SET EXERCISE: Write out every entry, unchanged. Skip any picture.

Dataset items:
------------------------------
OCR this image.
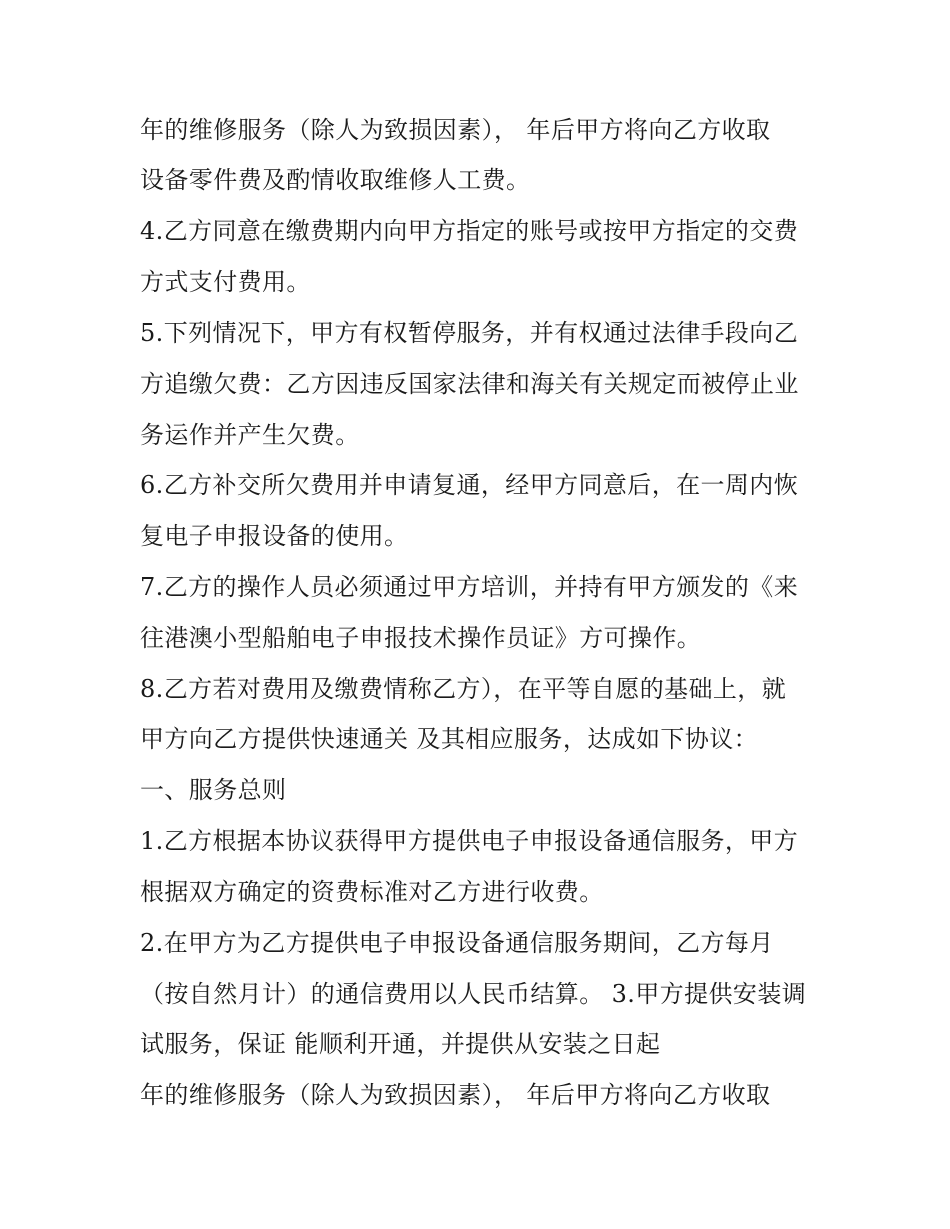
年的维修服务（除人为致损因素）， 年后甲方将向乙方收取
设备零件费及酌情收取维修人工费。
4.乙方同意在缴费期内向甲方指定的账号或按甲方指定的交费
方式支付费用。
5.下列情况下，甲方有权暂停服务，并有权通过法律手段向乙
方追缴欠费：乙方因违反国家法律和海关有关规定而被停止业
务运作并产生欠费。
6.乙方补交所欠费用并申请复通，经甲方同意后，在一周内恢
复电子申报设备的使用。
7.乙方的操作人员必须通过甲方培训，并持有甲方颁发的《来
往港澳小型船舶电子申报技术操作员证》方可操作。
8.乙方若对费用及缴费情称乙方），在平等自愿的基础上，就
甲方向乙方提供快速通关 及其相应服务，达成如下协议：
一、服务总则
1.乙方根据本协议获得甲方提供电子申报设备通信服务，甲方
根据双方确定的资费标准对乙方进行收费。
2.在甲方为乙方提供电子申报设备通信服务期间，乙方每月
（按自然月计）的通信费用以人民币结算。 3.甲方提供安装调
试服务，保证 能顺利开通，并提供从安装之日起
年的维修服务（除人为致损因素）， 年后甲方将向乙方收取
------------------------------
FULL RESPONSE:
OCR this image.
年的维修服务（除人为致损因素）， 年后甲方将向乙方收取
设备零件费及酌情收取维修人工费。
4.乙方同意在缴费期内向甲方指定的账号或按甲方指定的交费
方式支付费用。
5.下列情况下，甲方有权暂停服务，并有权通过法律手段向乙
方追缴欠费：乙方因违反国家法律和海关有关规定而被停止业
务运作并产生欠费。
6.乙方补交所欠费用并申请复通，经甲方同意后，在一周内恢
复电子申报设备的使用。
7.乙方的操作人员必须通过甲方培训，并持有甲方颁发的《来
往港澳小型船舶电子申报技术操作员证》方可操作。
8.乙方若对费用及缴费情称乙方），在平等自愿的基础上，就
甲方向乙方提供快速通关 及其相应服务，达成如下协议：
一、服务总则
1.乙方根据本协议获得甲方提供电子申报设备通信服务，甲方
根据双方确定的资费标准对乙方进行收费。
2.在甲方为乙方提供电子申报设备通信服务期间，乙方每月
（按自然月计）的通信费用以人民币结算。 3.甲方提供安装调
试服务，保证 能顺利开通，并提供从安装之日起
年的维修服务（除人为致损因素）， 年后甲方将向乙方收取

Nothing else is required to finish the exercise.